PROBLEM DETAILS:
All of the material below is to be repeated exactly.

DATA ENTRIES:
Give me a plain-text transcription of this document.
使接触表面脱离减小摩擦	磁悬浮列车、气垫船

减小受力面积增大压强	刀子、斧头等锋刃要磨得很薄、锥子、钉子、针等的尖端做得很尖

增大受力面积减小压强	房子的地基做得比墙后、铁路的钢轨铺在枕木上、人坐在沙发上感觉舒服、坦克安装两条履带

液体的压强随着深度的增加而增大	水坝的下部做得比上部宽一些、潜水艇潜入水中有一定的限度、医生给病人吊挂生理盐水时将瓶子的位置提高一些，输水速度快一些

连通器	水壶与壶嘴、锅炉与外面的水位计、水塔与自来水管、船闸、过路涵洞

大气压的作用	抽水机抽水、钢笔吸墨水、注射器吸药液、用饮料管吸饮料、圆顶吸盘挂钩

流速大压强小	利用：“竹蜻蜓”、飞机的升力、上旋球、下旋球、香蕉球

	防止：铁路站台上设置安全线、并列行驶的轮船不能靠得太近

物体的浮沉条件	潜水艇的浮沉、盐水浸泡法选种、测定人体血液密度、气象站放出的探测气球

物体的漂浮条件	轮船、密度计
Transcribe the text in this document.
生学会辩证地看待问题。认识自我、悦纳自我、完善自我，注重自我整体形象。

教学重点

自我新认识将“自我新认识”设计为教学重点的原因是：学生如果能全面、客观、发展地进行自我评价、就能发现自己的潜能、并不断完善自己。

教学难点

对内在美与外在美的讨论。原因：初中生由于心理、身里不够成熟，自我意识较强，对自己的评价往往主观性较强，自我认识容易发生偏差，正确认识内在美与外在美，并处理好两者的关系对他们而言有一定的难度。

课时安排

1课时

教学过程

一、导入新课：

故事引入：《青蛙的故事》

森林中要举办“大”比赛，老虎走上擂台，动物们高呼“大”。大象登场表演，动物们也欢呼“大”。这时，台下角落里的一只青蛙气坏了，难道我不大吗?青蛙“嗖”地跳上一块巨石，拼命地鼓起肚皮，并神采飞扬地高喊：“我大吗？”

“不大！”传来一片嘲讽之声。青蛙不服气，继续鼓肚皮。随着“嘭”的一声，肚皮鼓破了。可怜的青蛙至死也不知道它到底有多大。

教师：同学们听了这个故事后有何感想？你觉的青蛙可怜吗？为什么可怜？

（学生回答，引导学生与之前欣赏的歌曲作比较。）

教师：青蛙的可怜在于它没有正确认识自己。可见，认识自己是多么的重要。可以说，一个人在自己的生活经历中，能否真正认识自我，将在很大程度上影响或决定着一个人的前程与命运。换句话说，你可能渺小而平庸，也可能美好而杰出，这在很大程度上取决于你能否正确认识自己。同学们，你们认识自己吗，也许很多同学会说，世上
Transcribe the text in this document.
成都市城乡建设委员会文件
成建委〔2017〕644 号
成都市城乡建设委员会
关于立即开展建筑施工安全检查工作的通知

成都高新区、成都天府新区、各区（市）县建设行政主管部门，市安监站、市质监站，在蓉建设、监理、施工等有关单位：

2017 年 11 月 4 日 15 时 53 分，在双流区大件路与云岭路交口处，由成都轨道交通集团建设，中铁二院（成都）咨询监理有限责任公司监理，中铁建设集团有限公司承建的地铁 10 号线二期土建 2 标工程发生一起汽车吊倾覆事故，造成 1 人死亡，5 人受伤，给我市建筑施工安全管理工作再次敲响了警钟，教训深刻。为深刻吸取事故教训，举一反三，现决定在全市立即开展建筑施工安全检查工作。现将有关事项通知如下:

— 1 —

SOLUTION TO THIS EXERCISE:
Give me a plain-text transcription of this document.
使接触表面脱离减小摩擦	磁悬浮列车、气垫船

减小受力面积增大压强	刀子、斧头等锋刃要磨得很薄、锥子、钉子、针等的尖端做得很尖

增大受力面积减小压强	房子的地基做得比墙后、铁路的钢轨铺在枕木上、人坐在沙发上感觉舒服、坦克安装两条履带

液体的压强随着深度的增加而增大	水坝的下部做得比上部宽一些、潜水艇潜入水中有一定的限度、医生给病人吊挂生理盐水时将瓶子的位置提高一些，输水速度快一些

连通器	水壶与壶嘴、锅炉与外面的水位计、水塔与自来水管、船闸、过路涵洞

大气压的作用	抽水机抽水、钢笔吸墨水、注射器吸药液、用饮料管吸饮料、圆顶吸盘挂钩

流速大压强小	利用：“竹蜻蜓”、飞机的升力、上旋球、下旋球、香蕉球

	防止：铁路站台上设置安全线、并列行驶的轮船不能靠得太近

物体的浮沉条件	潜水艇的浮沉、盐水浸泡法选种、测定人体血液密度、气象站放出的探测气球

物体的漂浮条件	轮船、密度计
Transcribe the text in this document.
生学会辩证地看待问题。认识自我、悦纳自我、完善自我，注重自我整体形象。

教学重点

自我新认识将“自我新认识”设计为教学重点的原因是：学生如果能全面、客观、发展地进行自我评价、就能发现自己的潜能、并不断完善自己。

教学难点

对内在美与外在美的讨论。原因：初中生由于心理、身里不够成熟，自我意识较强，对自己的评价往往主观性较强，自我认识容易发生偏差，正确认识内在美与外在美，并处理好两者的关系对他们而言有一定的难度。

课时安排

1课时

教学过程

一、导入新课：

故事引入：《青蛙的故事》

森林中要举办“大”比赛，老虎走上擂台，动物们高呼“大”。大象登场表演，动物们也欢呼“大”。这时，台下角落里的一只青蛙气坏了，难道我不大吗?青蛙“嗖”地跳上一块巨石，拼命地鼓起肚皮，并神采飞扬地高喊：“我大吗？”

“不大！”传来一片嘲讽之声。青蛙不服气，继续鼓肚皮。随着“嘭”的一声，肚皮鼓破了。可怜的青蛙至死也不知道它到底有多大。

教师：同学们听了这个故事后有何感想？你觉的青蛙可怜吗？为什么可怜？

（学生回答，引导学生与之前欣赏的歌曲作比较。）

教师：青蛙的可怜在于它没有正确认识自己。可见，认识自己是多么的重要。可以说，一个人在自己的生活经历中，能否真正认识自我，将在很大程度上影响或决定着一个人的前程与命运。换句话说，你可能渺小而平庸，也可能美好而杰出，这在很大程度上取决于你能否正确认识自己。同学们，你们认识自己吗，也许很多同学会说，世上
Transcribe the text in this document.
成都市城乡建设委员会文件
成建委〔2017〕644 号
成都市城乡建设委员会
关于立即开展建筑施工安全检查工作的通知

成都高新区、成都天府新区、各区（市）县建设行政主管部门，市安监站、市质监站，在蓉建设、监理、施工等有关单位：

2017 年 11 月 4 日 15 时 53 分，在双流区大件路与云岭路交口处，由成都轨道交通集团建设，中铁二院（成都）咨询监理有限责任公司监理，中铁建设集团有限公司承建的地铁 10 号线二期土建 2 标工程发生一起汽车吊倾覆事故，造成 1 人死亡，5 人受伤，给我市建筑施工安全管理工作再次敲响了警钟，教训深刻。为深刻吸取事故教训，举一反三，现决定在全市立即开展建筑施工安全检查工作。现将有关事项通知如下:

— 1 —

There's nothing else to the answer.